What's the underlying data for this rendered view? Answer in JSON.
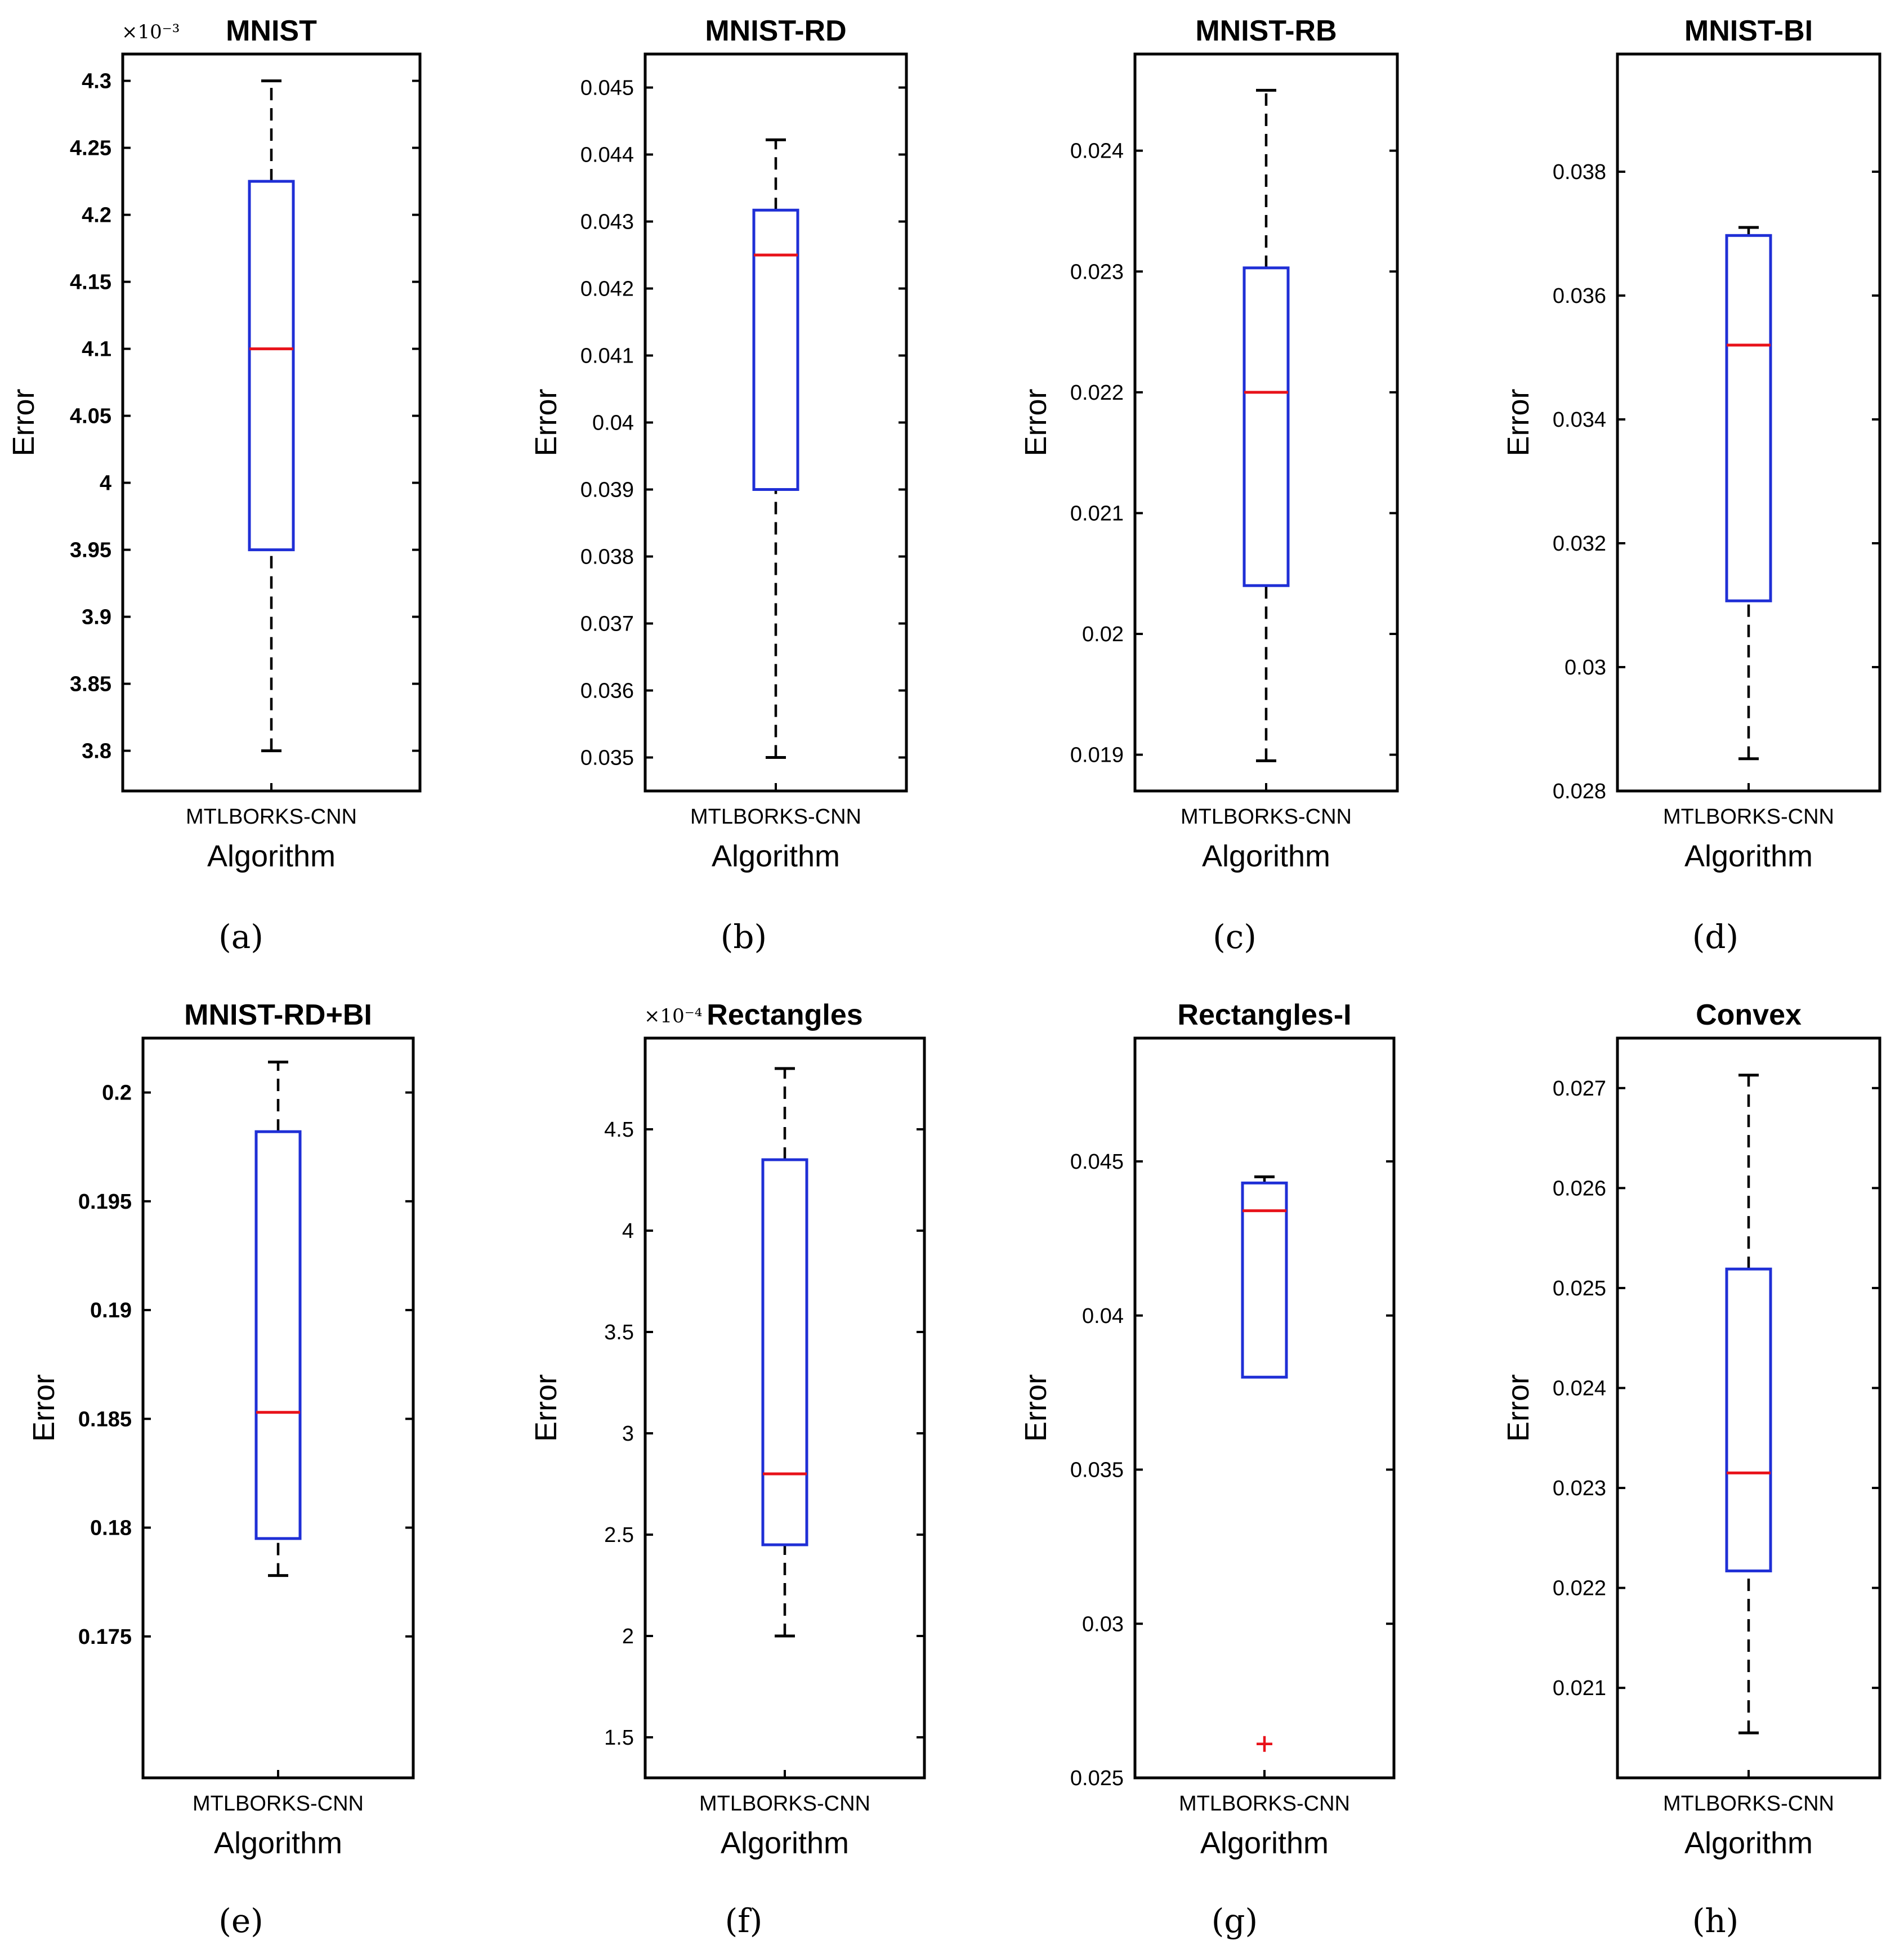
{
  "chart_data": [
    {
      "type": "box",
      "panel": "(a)",
      "title": "MNIST",
      "xlabel": "Algorithm",
      "ylabel": "Error",
      "category": "MTLBORKS-CNN",
      "multiplier": "×10⁻³",
      "bold_ticks": true,
      "ylim": [
        3.77,
        4.32
      ],
      "ticks": [
        3.8,
        3.85,
        3.9,
        3.95,
        4.0,
        4.05,
        4.1,
        4.15,
        4.2,
        4.25,
        4.3
      ],
      "tick_labels": [
        "3.8",
        "3.85",
        "3.9",
        "3.95",
        "4",
        "4.05",
        "4.1",
        "4.15",
        "4.2",
        "4.25",
        "4.3"
      ],
      "box": {
        "min": 3.8,
        "q1": 3.95,
        "median": 4.1,
        "q3": 4.225,
        "max": 4.3
      },
      "outliers": []
    },
    {
      "type": "box",
      "panel": "(b)",
      "title": "MNIST-RD",
      "xlabel": "Algorithm",
      "ylabel": "Error",
      "category": "MTLBORKS-CNN",
      "multiplier": "",
      "bold_ticks": false,
      "ylim": [
        0.0345,
        0.0455
      ],
      "ticks": [
        0.035,
        0.036,
        0.037,
        0.038,
        0.039,
        0.04,
        0.041,
        0.042,
        0.043,
        0.044,
        0.045
      ],
      "tick_labels": [
        "0.035",
        "0.036",
        "0.037",
        "0.038",
        "0.039",
        "0.04",
        "0.041",
        "0.042",
        "0.043",
        "0.044",
        "0.045"
      ],
      "box": {
        "min": 0.035,
        "q1": 0.039,
        "median": 0.0425,
        "q3": 0.04317,
        "max": 0.04422
      },
      "outliers": []
    },
    {
      "type": "box",
      "panel": "(c)",
      "title": "MNIST-RB",
      "xlabel": "Algorithm",
      "ylabel": "Error",
      "category": "MTLBORKS-CNN",
      "multiplier": "",
      "bold_ticks": false,
      "ylim": [
        0.0187,
        0.0248
      ],
      "ticks": [
        0.019,
        0.02,
        0.021,
        0.022,
        0.023,
        0.024
      ],
      "tick_labels": [
        "0.019",
        "0.02",
        "0.021",
        "0.022",
        "0.023",
        "0.024"
      ],
      "box": {
        "min": 0.01895,
        "q1": 0.0204,
        "median": 0.022,
        "q3": 0.02303,
        "max": 0.0245
      },
      "outliers": []
    },
    {
      "type": "box",
      "panel": "(d)",
      "title": "MNIST-BI",
      "xlabel": "Algorithm",
      "ylabel": "Error",
      "category": "MTLBORKS-CNN",
      "multiplier": "",
      "bold_ticks": false,
      "ylim": [
        0.028,
        0.0399
      ],
      "ticks": [
        0.028,
        0.03,
        0.032,
        0.034,
        0.036,
        0.038
      ],
      "tick_labels": [
        "0.028",
        "0.03",
        "0.032",
        "0.034",
        "0.036",
        "0.038"
      ],
      "box": {
        "min": 0.02852,
        "q1": 0.03107,
        "median": 0.0352,
        "q3": 0.03697,
        "max": 0.0371
      },
      "outliers": []
    },
    {
      "type": "box",
      "panel": "(e)",
      "title": "MNIST-RD+BI",
      "xlabel": "Algorithm",
      "ylabel": "Error",
      "category": "MTLBORKS-CNN",
      "multiplier": "",
      "bold_ticks": true,
      "ylim": [
        0.1685,
        0.2025
      ],
      "ticks": [
        0.175,
        0.18,
        0.185,
        0.19,
        0.195,
        0.2
      ],
      "tick_labels": [
        "0.175",
        "0.18",
        "0.185",
        "0.19",
        "0.195",
        "0.2"
      ],
      "box": {
        "min": 0.1778,
        "q1": 0.1795,
        "median": 0.1853,
        "q3": 0.1982,
        "max": 0.2014
      },
      "outliers": []
    },
    {
      "type": "box",
      "panel": "(f)",
      "title": "Rectangles",
      "xlabel": "Algorithm",
      "ylabel": "Error",
      "category": "MTLBORKS-CNN",
      "multiplier": "×10⁻⁴",
      "bold_ticks": false,
      "ylim": [
        1.3,
        4.95
      ],
      "ticks": [
        1.5,
        2.0,
        2.5,
        3.0,
        3.5,
        4.0,
        4.5
      ],
      "tick_labels": [
        "1.5",
        "2",
        "2.5",
        "3",
        "3.5",
        "4",
        "4.5"
      ],
      "box": {
        "min": 2.0,
        "q1": 2.45,
        "median": 2.8,
        "q3": 4.35,
        "max": 4.8
      },
      "outliers": []
    },
    {
      "type": "box",
      "panel": "(g)",
      "title": "Rectangles-I",
      "xlabel": "Algorithm",
      "ylabel": "Error",
      "category": "MTLBORKS-CNN",
      "multiplier": "",
      "bold_ticks": false,
      "ylim": [
        0.025,
        0.049
      ],
      "ticks": [
        0.025,
        0.03,
        0.035,
        0.04,
        0.045
      ],
      "tick_labels": [
        "0.025",
        "0.03",
        "0.035",
        "0.04",
        "0.045"
      ],
      "box": {
        "min": 0.038,
        "q1": 0.038,
        "median": 0.0434,
        "q3": 0.0443,
        "max": 0.0445
      },
      "outliers": [
        0.0261
      ]
    },
    {
      "type": "box",
      "panel": "(h)",
      "title": "Convex",
      "xlabel": "Algorithm",
      "ylabel": "Error",
      "category": "MTLBORKS-CNN",
      "multiplier": "",
      "bold_ticks": false,
      "ylim": [
        0.0201,
        0.0275
      ],
      "ticks": [
        0.021,
        0.022,
        0.023,
        0.024,
        0.025,
        0.026,
        0.027
      ],
      "tick_labels": [
        "0.021",
        "0.022",
        "0.023",
        "0.024",
        "0.025",
        "0.026",
        "0.027"
      ],
      "box": {
        "min": 0.02055,
        "q1": 0.02217,
        "median": 0.02315,
        "q3": 0.02519,
        "max": 0.02713
      },
      "outliers": []
    }
  ],
  "colors": {
    "box": "#1f2fd6",
    "median": "#e8121a",
    "whisker": "#000000",
    "outlier": "#e8121a"
  }
}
• • • • •
§ What you have to do: Check every line of the entries above for the word "panel" and report how many lines contain it, giving the number only.

§ Result for this task: 8